- _Problem requirements_
Every line must be returned precisely as it is written.

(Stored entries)
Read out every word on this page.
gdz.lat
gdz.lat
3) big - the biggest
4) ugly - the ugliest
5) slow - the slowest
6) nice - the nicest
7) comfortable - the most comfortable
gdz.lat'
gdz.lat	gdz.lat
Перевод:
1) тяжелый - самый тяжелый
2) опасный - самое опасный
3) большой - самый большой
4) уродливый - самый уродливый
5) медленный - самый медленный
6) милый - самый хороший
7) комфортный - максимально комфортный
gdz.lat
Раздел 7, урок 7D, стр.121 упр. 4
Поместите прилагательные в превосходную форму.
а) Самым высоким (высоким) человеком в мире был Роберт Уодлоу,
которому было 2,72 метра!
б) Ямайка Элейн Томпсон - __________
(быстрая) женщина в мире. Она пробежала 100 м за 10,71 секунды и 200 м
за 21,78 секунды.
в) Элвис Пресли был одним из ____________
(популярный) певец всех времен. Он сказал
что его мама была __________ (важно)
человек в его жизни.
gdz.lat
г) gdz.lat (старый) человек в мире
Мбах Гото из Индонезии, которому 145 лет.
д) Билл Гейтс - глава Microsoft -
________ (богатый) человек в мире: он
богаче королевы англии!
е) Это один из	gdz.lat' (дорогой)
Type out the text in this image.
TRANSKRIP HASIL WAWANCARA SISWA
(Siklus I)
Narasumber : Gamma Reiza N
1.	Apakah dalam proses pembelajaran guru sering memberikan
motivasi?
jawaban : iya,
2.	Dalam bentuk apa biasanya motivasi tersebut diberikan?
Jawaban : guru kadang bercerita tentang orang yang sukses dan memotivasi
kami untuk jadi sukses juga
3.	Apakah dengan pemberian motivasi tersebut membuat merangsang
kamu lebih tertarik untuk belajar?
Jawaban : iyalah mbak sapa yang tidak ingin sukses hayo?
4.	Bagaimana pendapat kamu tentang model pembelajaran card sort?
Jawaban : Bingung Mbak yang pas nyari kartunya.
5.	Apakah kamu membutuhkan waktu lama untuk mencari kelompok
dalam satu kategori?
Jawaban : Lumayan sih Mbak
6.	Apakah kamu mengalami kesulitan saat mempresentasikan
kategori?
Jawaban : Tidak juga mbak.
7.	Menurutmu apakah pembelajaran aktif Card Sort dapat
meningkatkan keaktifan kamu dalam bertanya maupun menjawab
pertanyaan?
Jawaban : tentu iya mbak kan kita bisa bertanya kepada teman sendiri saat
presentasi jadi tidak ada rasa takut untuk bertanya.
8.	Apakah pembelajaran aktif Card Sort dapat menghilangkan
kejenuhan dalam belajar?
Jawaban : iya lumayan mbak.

- _Full output_
Read out every word on this page.
gdz.lat
gdz.lat
3) big - the biggest
4) ugly - the ugliest
5) slow - the slowest
6) nice - the nicest
7) comfortable - the most comfortable
gdz.lat'
gdz.lat	gdz.lat
Перевод:
1) тяжелый - самый тяжелый
2) опасный - самое опасный
3) большой - самый большой
4) уродливый - самый уродливый
5) медленный - самый медленный
6) милый - самый хороший
7) комфортный - максимально комфортный
gdz.lat
Раздел 7, урок 7D, стр.121 упр. 4
Поместите прилагательные в превосходную форму.
а) Самым высоким (высоким) человеком в мире был Роберт Уодлоу,
которому было 2,72 метра!
б) Ямайка Элейн Томпсон - __________
(быстрая) женщина в мире. Она пробежала 100 м за 10,71 секунды и 200 м
за 21,78 секунды.
в) Элвис Пресли был одним из ____________
(популярный) певец всех времен. Он сказал
что его мама была __________ (важно)
человек в его жизни.
gdz.lat
г) gdz.lat (старый) человек в мире
Мбах Гото из Индонезии, которому 145 лет.
д) Билл Гейтс - глава Microsoft -
________ (богатый) человек в мире: он
богаче королевы англии!
е) Это один из	gdz.lat' (дорогой)
Type out the text in this image.
TRANSKRIP HASIL WAWANCARA SISWA
(Siklus I)
Narasumber : Gamma Reiza N
1.	Apakah dalam proses pembelajaran guru sering memberikan
motivasi?
jawaban : iya,
2.	Dalam bentuk apa biasanya motivasi tersebut diberikan?
Jawaban : guru kadang bercerita tentang orang yang sukses dan memotivasi
kami untuk jadi sukses juga
3.	Apakah dengan pemberian motivasi tersebut membuat merangsang
kamu lebih tertarik untuk belajar?
Jawaban : iyalah mbak sapa yang tidak ingin sukses hayo?
4.	Bagaimana pendapat kamu tentang model pembelajaran card sort?
Jawaban : Bingung Mbak yang pas nyari kartunya.
5.	Apakah kamu membutuhkan waktu lama untuk mencari kelompok
dalam satu kategori?
Jawaban : Lumayan sih Mbak
6.	Apakah kamu mengalami kesulitan saat mempresentasikan
kategori?
Jawaban : Tidak juga mbak.
7.	Menurutmu apakah pembelajaran aktif Card Sort dapat
meningkatkan keaktifan kamu dalam bertanya maupun menjawab
pertanyaan?
Jawaban : tentu iya mbak kan kita bisa bertanya kepada teman sendiri saat
presentasi jadi tidak ada rasa takut untuk bertanya.
8.	Apakah pembelajaran aktif Card Sort dapat menghilangkan
kejenuhan dalam belajar?
Jawaban : iya lumayan mbak.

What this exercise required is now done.